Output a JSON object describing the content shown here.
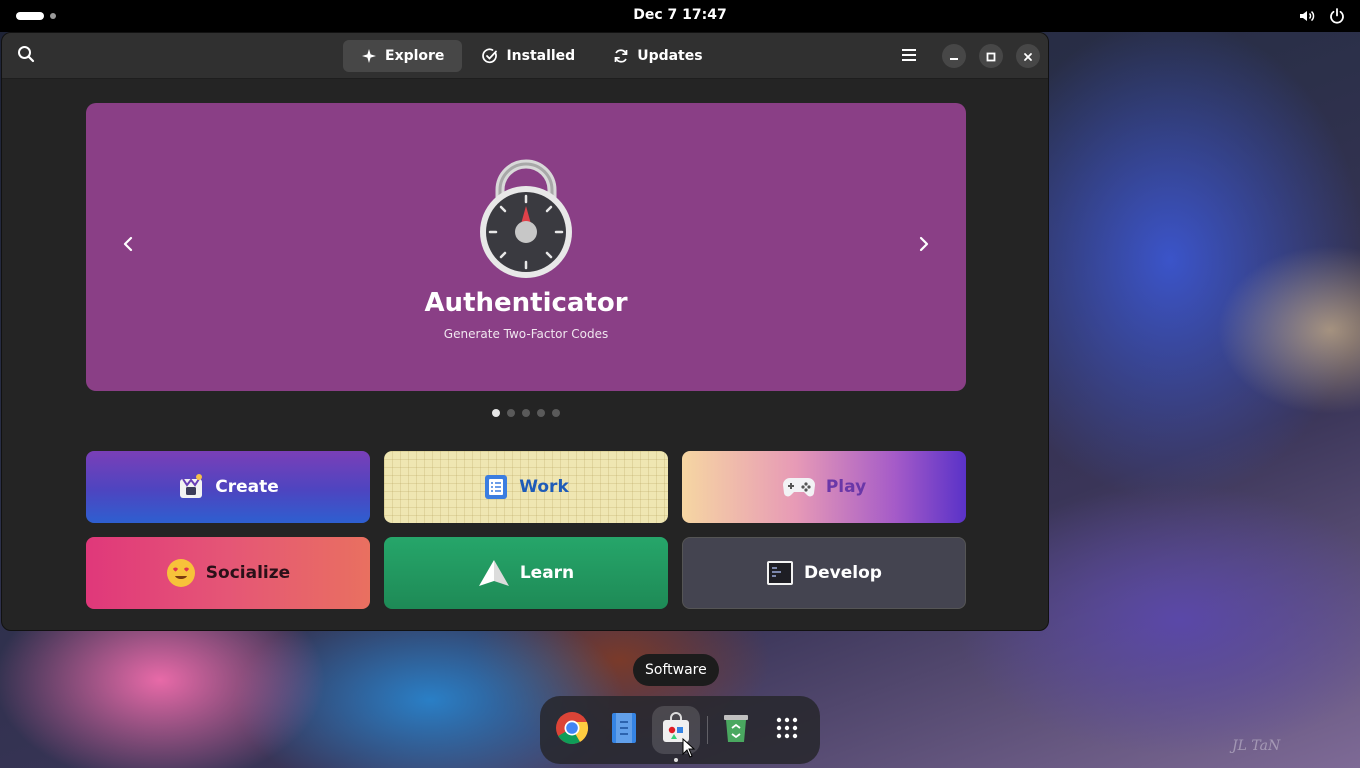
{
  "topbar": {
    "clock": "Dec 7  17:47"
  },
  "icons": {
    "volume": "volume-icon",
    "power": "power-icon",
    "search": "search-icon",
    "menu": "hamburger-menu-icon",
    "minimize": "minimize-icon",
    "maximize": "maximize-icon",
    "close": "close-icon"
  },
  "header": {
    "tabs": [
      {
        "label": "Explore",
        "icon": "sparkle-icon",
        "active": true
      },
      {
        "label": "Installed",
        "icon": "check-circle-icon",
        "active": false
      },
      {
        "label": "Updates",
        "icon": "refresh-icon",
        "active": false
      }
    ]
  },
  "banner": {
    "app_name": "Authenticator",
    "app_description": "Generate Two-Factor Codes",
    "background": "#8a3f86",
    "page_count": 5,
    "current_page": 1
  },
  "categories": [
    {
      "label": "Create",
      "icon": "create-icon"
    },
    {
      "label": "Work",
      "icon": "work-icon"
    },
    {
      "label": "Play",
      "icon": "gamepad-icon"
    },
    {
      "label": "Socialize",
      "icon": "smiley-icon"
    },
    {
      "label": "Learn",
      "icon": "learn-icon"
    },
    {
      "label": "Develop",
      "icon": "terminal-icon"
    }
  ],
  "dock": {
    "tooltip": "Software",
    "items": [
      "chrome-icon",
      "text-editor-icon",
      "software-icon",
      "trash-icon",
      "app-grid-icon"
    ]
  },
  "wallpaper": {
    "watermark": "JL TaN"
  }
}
──────────────────────────────
● Requirement
Copy all the records above exactly, but leave out the pictures.

● Reply
Output a JSON object describing the content shown here.
{
  "topbar": {
    "clock": "Dec 7  17:47"
  },
  "icons": {
    "volume": "volume-icon",
    "power": "power-icon",
    "search": "search-icon",
    "menu": "hamburger-menu-icon",
    "minimize": "minimize-icon",
    "maximize": "maximize-icon",
    "close": "close-icon"
  },
  "header": {
    "tabs": [
      {
        "label": "Explore",
        "icon": "sparkle-icon",
        "active": true
      },
      {
        "label": "Installed",
        "icon": "check-circle-icon",
        "active": false
      },
      {
        "label": "Updates",
        "icon": "refresh-icon",
        "active": false
      }
    ]
  },
  "banner": {
    "app_name": "Authenticator",
    "app_description": "Generate Two-Factor Codes",
    "background": "#8a3f86",
    "page_count": 5,
    "current_page": 1
  },
  "categories": [
    {
      "label": "Create",
      "icon": "create-icon"
    },
    {
      "label": "Work",
      "icon": "work-icon"
    },
    {
      "label": "Play",
      "icon": "gamepad-icon"
    },
    {
      "label": "Socialize",
      "icon": "smiley-icon"
    },
    {
      "label": "Learn",
      "icon": "learn-icon"
    },
    {
      "label": "Develop",
      "icon": "terminal-icon"
    }
  ],
  "dock": {
    "tooltip": "Software",
    "items": [
      "chrome-icon",
      "text-editor-icon",
      "software-icon",
      "trash-icon",
      "app-grid-icon"
    ]
  },
  "wallpaper": {
    "watermark": "JL TaN"
  }
}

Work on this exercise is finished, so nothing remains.